**EXERCISE REQUIREMENTS:**
Of the lines in the listing, how many include the string "name"? Write the number and nothing else.
※ ※ ※
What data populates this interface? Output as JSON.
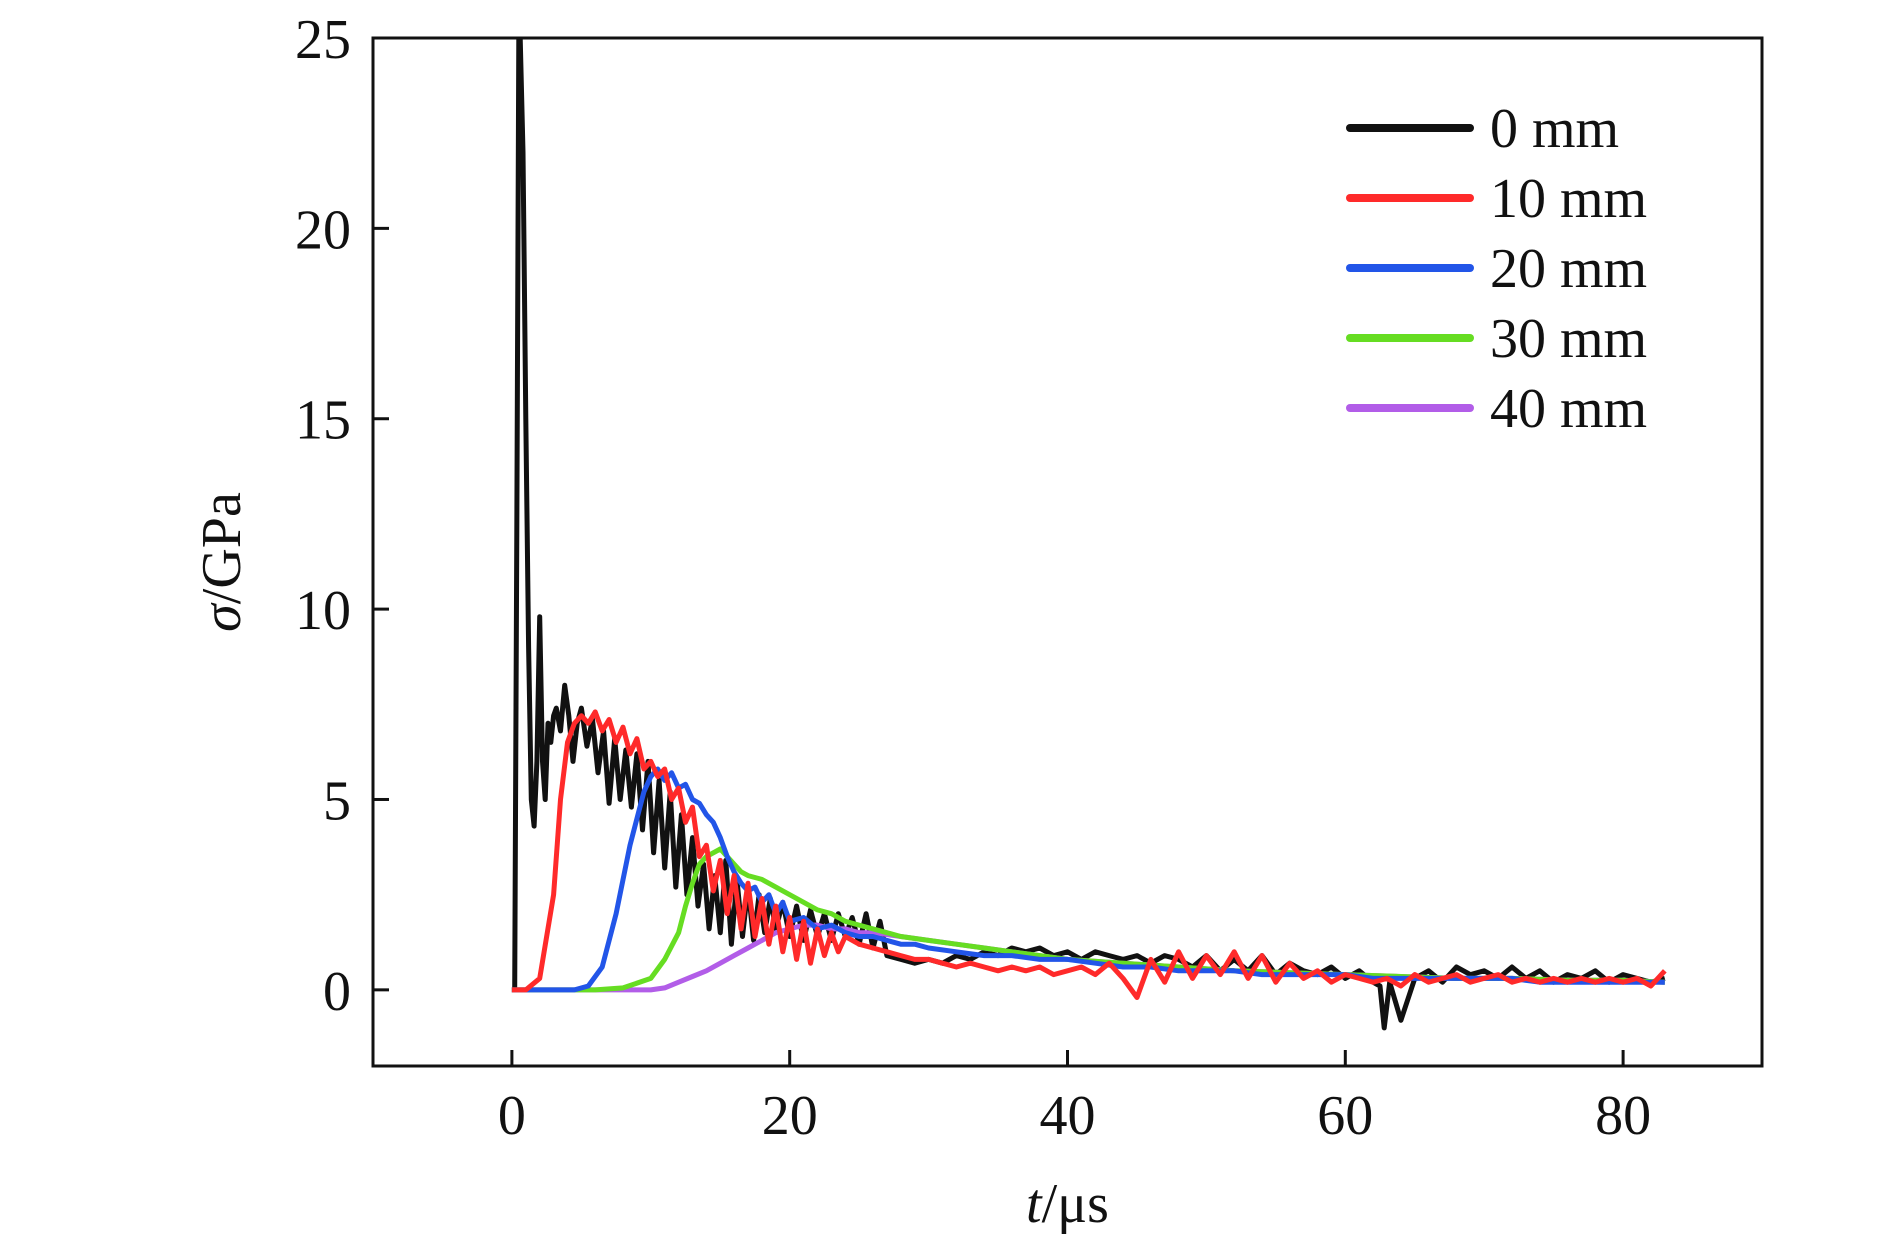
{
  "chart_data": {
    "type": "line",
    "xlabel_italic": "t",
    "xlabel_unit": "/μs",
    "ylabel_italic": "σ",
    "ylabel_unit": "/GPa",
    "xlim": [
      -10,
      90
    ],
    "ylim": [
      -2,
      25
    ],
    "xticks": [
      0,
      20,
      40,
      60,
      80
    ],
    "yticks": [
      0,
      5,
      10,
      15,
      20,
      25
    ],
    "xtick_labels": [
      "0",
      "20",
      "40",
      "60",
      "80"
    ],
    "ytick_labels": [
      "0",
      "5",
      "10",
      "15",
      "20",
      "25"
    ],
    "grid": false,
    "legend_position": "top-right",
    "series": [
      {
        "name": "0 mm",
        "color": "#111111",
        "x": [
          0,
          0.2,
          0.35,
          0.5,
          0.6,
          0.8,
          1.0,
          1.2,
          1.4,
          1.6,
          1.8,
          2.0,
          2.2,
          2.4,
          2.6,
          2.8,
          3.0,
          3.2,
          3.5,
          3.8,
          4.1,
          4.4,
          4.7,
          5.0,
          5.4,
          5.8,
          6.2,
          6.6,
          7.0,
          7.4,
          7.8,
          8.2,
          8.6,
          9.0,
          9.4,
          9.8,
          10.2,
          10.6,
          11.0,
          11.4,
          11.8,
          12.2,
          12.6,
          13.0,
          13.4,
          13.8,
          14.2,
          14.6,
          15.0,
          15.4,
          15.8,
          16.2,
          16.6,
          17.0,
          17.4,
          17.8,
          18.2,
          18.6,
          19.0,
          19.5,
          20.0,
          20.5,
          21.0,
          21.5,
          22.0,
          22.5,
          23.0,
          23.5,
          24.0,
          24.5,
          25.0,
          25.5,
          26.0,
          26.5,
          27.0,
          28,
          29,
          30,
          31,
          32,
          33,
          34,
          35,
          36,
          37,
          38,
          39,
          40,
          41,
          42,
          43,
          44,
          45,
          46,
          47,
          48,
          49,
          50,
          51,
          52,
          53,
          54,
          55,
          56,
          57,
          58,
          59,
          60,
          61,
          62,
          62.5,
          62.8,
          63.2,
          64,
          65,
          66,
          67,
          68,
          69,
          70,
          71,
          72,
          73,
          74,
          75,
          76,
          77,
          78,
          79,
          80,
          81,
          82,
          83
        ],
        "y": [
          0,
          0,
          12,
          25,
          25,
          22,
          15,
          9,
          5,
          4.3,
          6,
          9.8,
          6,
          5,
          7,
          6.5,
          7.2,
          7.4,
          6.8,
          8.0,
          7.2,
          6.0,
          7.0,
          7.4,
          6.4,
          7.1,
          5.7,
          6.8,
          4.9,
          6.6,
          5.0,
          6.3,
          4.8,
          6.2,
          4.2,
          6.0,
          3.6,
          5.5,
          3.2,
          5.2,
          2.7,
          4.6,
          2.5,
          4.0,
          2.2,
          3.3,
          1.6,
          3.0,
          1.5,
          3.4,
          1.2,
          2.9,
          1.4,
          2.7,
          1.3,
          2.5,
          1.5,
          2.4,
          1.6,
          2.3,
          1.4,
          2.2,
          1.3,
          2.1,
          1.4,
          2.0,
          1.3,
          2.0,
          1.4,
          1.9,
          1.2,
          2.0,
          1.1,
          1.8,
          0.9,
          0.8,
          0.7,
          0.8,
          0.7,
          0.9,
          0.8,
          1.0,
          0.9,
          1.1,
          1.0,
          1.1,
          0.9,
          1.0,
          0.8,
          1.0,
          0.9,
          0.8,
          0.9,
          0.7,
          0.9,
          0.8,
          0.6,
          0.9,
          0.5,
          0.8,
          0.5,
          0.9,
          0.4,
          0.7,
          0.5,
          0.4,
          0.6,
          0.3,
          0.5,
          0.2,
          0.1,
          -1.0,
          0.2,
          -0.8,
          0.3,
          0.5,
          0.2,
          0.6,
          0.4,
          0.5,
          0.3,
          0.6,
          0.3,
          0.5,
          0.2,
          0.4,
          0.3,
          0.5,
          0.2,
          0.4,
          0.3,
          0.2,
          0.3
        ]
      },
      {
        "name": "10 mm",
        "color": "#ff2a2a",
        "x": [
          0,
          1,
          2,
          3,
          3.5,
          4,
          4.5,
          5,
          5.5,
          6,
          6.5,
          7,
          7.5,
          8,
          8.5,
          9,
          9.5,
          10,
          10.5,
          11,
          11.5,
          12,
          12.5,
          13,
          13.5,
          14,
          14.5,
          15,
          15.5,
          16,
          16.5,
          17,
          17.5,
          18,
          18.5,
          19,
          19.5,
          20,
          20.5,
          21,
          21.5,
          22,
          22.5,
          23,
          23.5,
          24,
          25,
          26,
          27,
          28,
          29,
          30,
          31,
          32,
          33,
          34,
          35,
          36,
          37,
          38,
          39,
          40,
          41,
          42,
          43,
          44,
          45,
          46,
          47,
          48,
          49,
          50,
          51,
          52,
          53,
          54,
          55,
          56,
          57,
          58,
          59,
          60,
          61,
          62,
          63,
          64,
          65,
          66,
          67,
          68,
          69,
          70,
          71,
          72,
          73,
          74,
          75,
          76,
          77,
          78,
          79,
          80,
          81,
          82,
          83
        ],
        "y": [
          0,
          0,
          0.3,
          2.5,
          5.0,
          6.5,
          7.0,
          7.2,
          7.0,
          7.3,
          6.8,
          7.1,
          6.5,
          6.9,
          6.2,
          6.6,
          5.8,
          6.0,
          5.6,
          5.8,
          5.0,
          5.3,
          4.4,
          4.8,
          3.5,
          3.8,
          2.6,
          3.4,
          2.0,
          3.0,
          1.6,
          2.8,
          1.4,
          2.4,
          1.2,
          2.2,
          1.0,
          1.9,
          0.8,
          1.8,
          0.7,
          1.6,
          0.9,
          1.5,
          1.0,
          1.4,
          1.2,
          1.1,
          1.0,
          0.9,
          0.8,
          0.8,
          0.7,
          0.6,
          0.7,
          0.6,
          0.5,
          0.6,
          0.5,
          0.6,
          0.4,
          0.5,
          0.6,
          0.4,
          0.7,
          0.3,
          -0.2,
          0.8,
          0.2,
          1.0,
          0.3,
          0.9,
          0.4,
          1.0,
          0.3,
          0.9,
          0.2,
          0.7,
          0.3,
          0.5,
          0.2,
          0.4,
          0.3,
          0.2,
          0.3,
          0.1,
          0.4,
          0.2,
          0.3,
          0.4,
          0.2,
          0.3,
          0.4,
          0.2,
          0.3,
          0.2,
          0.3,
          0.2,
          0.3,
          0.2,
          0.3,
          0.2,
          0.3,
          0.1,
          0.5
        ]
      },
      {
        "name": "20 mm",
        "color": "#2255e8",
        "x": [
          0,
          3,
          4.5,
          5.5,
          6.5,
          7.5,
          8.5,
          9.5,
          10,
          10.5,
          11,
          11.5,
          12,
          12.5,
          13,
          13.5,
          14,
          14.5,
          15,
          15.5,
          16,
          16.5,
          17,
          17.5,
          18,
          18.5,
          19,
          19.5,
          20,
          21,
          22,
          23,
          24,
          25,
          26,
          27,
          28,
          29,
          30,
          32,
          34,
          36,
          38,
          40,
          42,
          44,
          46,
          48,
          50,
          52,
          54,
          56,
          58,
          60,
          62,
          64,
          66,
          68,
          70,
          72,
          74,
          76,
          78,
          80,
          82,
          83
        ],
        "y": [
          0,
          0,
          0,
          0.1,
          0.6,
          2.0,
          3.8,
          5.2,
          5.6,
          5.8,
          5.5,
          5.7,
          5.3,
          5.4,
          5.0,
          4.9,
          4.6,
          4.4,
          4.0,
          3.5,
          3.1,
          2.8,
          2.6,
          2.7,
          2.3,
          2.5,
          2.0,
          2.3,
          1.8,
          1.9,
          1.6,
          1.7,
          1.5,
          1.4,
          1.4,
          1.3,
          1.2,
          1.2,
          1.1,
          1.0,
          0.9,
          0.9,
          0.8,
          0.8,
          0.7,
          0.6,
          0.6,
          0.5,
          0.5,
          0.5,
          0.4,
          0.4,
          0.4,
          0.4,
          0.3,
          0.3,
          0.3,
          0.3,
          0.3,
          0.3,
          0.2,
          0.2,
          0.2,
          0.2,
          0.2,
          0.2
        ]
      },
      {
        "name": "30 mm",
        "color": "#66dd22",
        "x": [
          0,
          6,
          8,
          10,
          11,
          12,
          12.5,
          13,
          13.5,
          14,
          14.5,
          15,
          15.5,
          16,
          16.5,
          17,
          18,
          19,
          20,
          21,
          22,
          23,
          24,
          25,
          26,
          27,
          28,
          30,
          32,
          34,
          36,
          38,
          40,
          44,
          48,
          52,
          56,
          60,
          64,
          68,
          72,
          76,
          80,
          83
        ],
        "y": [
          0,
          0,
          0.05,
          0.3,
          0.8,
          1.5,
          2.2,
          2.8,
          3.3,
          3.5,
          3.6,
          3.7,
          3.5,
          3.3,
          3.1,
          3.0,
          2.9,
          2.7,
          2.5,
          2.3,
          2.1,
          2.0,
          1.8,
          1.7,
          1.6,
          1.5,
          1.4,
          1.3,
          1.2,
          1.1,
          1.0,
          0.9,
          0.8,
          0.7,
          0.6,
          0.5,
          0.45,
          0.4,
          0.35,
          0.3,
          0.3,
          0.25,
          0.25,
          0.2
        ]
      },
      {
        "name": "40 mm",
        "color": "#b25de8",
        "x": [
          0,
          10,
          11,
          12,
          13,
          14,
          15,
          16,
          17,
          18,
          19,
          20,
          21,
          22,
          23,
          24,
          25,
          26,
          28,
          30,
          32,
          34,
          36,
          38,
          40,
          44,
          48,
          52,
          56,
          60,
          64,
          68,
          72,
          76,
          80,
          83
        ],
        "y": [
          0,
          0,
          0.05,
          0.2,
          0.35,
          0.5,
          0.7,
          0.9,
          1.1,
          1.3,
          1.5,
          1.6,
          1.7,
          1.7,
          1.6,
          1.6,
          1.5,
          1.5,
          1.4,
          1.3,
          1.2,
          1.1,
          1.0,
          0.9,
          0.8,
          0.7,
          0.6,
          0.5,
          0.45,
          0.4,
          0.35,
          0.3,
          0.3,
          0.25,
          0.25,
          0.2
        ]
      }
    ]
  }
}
※ ※ ※
**CORRECT RESULT:**
5